» What the task asks: Present the data once more in exactly its original form.

--- START OF Data excerpts ---

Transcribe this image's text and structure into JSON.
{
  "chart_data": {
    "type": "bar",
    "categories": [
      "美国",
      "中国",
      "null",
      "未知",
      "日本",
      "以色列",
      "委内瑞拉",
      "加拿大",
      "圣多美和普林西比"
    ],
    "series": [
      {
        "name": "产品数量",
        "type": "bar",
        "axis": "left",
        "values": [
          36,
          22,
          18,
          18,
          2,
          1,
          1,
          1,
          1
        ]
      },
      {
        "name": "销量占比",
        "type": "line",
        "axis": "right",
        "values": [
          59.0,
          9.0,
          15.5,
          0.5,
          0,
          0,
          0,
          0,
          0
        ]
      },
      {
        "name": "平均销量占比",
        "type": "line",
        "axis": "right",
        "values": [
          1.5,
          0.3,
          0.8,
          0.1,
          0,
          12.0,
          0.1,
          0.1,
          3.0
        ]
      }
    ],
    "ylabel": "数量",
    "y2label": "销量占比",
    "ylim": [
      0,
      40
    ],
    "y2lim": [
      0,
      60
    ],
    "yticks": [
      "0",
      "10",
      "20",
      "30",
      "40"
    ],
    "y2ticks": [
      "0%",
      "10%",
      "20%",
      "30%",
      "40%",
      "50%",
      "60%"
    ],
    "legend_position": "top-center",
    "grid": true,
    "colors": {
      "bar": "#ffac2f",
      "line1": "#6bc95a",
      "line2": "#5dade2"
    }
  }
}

--- END OF Data excerpts ---

» Exercise response:
Transcribe this image's text and structure into JSON.
{
  "chart_data": {
    "type": "bar",
    "categories": [
      "美国",
      "中国",
      "null",
      "未知",
      "日本",
      "以色列",
      "委内瑞拉",
      "加拿大",
      "圣多美和普林西比"
    ],
    "series": [
      {
        "name": "产品数量",
        "type": "bar",
        "axis": "left",
        "values": [
          36,
          22,
          18,
          18,
          2,
          1,
          1,
          1,
          1
        ]
      },
      {
        "name": "销量占比",
        "type": "line",
        "axis": "right",
        "values": [
          59.0,
          9.0,
          15.5,
          0.5,
          0,
          0,
          0,
          0,
          0
        ]
      },
      {
        "name": "平均销量占比",
        "type": "line",
        "axis": "right",
        "values": [
          1.5,
          0.3,
          0.8,
          0.1,
          0,
          12.0,
          0.1,
          0.1,
          3.0
        ]
      }
    ],
    "ylabel": "数量",
    "y2label": "销量占比",
    "ylim": [
      0,
      40
    ],
    "y2lim": [
      0,
      60
    ],
    "yticks": [
      "0",
      "10",
      "20",
      "30",
      "40"
    ],
    "y2ticks": [
      "0%",
      "10%",
      "20%",
      "30%",
      "40%",
      "50%",
      "60%"
    ],
    "legend_position": "top-center",
    "grid": true,
    "colors": {
      "bar": "#ffac2f",
      "line1": "#6bc95a",
      "line2": "#5dade2"
    }
  }
}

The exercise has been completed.